--- Start EXCERPTED RECORDS ---
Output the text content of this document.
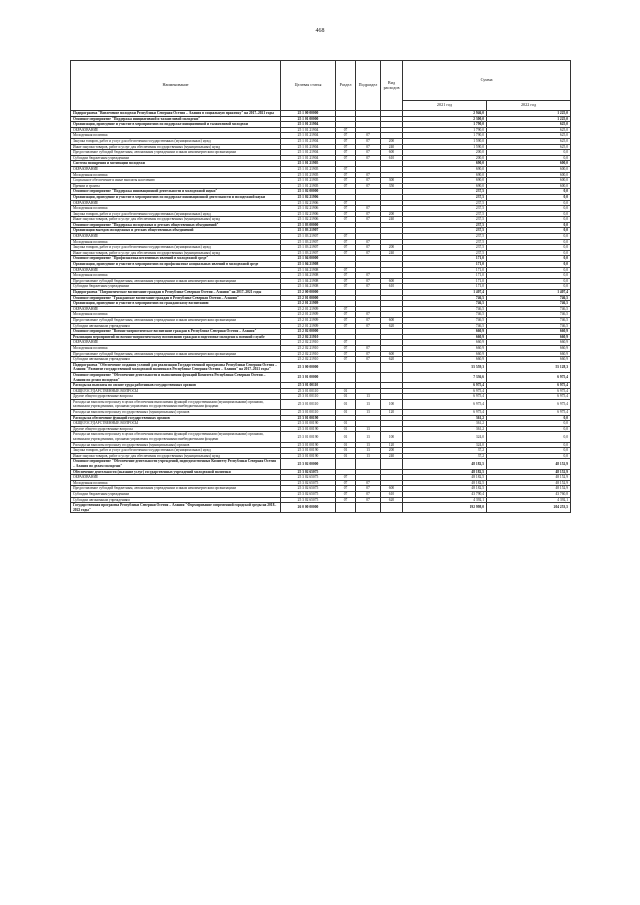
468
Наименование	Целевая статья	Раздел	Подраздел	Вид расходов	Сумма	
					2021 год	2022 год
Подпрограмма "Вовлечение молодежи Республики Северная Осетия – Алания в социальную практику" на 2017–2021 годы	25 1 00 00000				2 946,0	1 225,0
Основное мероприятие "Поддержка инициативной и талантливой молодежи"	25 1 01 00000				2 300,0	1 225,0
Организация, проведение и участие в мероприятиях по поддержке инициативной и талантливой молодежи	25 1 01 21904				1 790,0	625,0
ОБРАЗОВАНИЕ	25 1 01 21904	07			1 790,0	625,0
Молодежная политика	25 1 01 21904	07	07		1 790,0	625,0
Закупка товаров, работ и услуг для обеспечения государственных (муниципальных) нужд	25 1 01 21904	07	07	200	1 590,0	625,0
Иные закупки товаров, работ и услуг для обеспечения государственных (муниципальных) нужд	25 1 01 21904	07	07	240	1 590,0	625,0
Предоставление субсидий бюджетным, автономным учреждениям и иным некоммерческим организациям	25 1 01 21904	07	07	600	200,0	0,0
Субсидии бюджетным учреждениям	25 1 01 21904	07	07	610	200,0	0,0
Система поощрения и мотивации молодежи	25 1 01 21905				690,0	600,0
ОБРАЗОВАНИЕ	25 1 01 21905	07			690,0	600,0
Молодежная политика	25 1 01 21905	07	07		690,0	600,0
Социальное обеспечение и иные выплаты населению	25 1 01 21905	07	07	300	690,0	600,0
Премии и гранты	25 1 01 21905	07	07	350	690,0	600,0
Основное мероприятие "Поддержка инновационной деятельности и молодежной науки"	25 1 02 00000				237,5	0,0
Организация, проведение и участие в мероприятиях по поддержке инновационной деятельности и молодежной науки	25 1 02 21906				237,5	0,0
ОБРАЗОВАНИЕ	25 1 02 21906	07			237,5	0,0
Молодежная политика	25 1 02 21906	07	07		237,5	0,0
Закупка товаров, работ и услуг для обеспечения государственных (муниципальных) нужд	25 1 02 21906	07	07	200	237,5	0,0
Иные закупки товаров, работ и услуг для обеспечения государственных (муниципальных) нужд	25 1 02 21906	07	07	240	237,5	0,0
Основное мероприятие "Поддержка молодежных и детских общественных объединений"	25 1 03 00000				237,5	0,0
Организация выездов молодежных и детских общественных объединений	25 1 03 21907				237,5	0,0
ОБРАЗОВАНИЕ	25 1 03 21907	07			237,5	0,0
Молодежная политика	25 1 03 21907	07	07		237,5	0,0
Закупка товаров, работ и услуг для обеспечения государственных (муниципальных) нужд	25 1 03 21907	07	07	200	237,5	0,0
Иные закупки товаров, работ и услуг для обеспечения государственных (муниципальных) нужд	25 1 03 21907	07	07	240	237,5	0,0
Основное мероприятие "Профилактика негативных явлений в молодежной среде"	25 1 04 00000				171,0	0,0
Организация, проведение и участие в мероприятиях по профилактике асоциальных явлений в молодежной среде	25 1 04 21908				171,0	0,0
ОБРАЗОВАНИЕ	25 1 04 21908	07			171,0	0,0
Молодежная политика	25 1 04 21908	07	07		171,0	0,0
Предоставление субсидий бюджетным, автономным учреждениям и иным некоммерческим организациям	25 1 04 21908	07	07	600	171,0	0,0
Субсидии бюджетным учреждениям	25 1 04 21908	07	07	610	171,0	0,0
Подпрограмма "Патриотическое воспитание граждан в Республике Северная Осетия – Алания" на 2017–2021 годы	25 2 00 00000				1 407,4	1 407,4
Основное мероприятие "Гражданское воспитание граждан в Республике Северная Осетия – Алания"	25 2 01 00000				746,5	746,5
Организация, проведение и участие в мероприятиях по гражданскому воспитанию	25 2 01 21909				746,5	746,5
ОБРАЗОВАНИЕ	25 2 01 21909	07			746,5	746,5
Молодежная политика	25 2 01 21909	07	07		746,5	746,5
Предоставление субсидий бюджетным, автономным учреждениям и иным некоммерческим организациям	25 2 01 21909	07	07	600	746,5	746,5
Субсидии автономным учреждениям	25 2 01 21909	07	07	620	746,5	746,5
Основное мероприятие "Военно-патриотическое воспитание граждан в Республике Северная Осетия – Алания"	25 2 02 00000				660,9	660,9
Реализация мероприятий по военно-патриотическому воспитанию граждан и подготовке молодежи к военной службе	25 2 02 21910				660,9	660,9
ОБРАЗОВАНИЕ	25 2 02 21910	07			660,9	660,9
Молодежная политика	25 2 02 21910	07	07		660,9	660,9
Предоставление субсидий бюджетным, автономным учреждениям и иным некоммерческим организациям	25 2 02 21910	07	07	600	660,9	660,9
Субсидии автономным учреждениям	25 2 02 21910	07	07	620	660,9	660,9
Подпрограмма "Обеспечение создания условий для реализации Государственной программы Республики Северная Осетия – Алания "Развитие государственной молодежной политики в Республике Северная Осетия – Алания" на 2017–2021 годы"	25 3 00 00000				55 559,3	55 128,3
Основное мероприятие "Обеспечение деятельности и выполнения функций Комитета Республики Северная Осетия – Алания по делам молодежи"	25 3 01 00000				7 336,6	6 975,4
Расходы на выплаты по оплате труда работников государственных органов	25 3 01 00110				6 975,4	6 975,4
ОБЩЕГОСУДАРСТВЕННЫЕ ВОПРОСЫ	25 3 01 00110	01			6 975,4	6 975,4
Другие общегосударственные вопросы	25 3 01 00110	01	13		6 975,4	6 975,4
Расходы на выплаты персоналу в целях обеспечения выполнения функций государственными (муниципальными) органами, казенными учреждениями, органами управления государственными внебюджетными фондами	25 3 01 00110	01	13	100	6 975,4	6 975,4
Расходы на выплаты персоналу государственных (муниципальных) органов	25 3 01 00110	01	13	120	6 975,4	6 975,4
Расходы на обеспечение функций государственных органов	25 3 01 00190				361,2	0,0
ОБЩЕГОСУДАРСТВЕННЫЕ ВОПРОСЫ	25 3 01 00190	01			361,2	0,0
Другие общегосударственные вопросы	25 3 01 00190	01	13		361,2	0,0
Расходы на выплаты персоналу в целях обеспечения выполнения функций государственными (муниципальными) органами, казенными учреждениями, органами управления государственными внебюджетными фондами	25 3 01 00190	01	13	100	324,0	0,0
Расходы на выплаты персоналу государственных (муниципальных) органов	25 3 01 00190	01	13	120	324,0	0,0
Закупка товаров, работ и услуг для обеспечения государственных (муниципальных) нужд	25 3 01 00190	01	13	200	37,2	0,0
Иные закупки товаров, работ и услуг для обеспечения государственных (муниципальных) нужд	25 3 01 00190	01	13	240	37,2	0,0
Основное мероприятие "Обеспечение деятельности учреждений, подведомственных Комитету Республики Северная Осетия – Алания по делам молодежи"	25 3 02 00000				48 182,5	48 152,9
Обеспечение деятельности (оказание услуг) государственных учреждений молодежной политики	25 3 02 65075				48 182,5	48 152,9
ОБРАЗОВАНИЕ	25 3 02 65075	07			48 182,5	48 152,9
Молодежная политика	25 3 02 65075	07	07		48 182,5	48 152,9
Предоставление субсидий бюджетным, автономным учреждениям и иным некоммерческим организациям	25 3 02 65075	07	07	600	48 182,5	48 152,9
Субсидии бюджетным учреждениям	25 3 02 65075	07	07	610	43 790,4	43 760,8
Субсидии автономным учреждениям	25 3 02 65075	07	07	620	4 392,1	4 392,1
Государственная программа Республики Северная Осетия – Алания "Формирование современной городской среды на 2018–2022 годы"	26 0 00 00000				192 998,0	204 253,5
--- End EXCERPTED RECORDS ---
--- Start EXCERPTED RECORDS ---
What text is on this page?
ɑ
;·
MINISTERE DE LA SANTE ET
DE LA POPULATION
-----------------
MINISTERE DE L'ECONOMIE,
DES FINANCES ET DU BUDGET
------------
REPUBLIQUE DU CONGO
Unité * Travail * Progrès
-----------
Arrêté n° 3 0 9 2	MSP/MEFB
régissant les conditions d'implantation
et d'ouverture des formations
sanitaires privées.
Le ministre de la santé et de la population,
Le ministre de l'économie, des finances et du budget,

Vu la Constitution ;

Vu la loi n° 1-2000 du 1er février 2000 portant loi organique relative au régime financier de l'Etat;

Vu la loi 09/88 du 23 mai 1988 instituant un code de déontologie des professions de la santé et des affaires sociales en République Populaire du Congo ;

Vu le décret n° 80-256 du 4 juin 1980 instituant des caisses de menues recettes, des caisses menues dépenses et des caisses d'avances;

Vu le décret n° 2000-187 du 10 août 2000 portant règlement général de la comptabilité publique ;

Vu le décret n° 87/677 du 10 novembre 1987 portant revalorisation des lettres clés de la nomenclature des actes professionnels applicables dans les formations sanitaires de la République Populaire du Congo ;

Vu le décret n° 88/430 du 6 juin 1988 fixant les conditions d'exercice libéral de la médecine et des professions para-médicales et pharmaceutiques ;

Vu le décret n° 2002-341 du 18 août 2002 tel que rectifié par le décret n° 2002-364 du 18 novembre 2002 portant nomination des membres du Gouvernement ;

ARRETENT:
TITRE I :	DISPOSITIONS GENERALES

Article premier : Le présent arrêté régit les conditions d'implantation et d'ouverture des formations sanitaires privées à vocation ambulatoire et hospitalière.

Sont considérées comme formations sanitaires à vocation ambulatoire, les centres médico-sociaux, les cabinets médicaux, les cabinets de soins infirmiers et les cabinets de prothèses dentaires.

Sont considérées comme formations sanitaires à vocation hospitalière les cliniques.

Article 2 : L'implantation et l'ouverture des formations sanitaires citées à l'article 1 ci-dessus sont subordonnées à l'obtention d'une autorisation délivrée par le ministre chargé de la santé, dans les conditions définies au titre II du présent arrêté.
--- End EXCERPTED RECORDS ---
--- Start EXCERPTED RECORDS ---
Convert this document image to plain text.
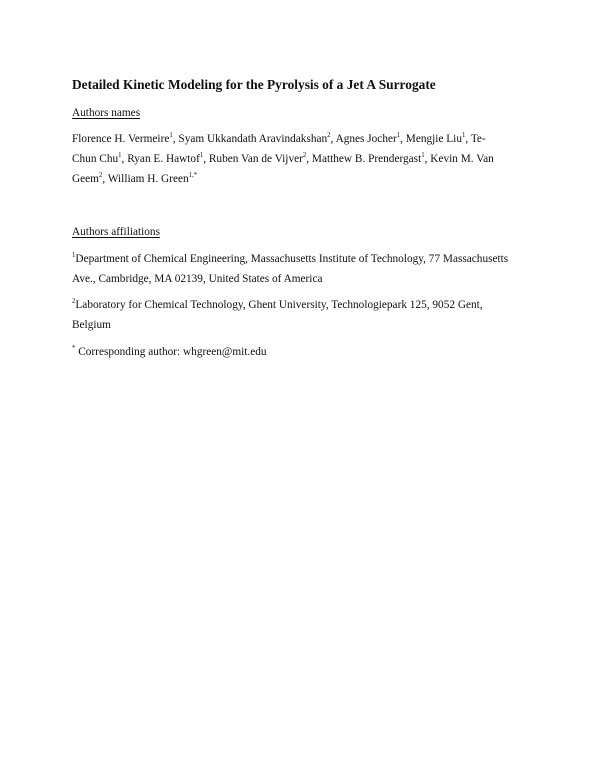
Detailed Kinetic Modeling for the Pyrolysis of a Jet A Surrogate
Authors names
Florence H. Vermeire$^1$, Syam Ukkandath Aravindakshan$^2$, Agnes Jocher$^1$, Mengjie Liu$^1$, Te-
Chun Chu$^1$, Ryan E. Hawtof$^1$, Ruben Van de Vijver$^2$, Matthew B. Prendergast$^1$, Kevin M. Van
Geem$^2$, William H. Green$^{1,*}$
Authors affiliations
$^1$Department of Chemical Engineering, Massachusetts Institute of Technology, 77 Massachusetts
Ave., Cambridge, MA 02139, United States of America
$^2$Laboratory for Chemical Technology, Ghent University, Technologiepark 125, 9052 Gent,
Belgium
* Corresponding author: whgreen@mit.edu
--- End EXCERPTED RECORDS ---
● **WHAT TO WORK ON**
From the entries above, return each line with the word "Расходы" in it.

● **COMPLETED TASK**
Расходы на выплаты по оплате труда работников государственных органов	25 3 01 00110				6 975,4	6 975,4
Расходы на выплаты персоналу в целях обеспечения выполнения функций государственными (муниципальными) органами, казенными учреждениями, органами управления государственными внебюджетными фондами	25 3 01 00110	01	13	100	6 975,4	6 975,4
Расходы на выплаты персоналу государственных (муниципальных) органов	25 3 01 00110	01	13	120	6 975,4	6 975,4
Расходы на обеспечение функций государственных органов	25 3 01 00190				361,2	0,0
Расходы на выплаты персоналу в целях обеспечения выполнения функций государственными (муниципальными) органами, казенными учреждениями, органами управления государственными внебюджетными фондами	25 3 01 00190	01	13	100	324,0	0,0
Расходы на выплаты персоналу государственных (муниципальных) органов	25 3 01 00190	01	13	120	324,0	0,0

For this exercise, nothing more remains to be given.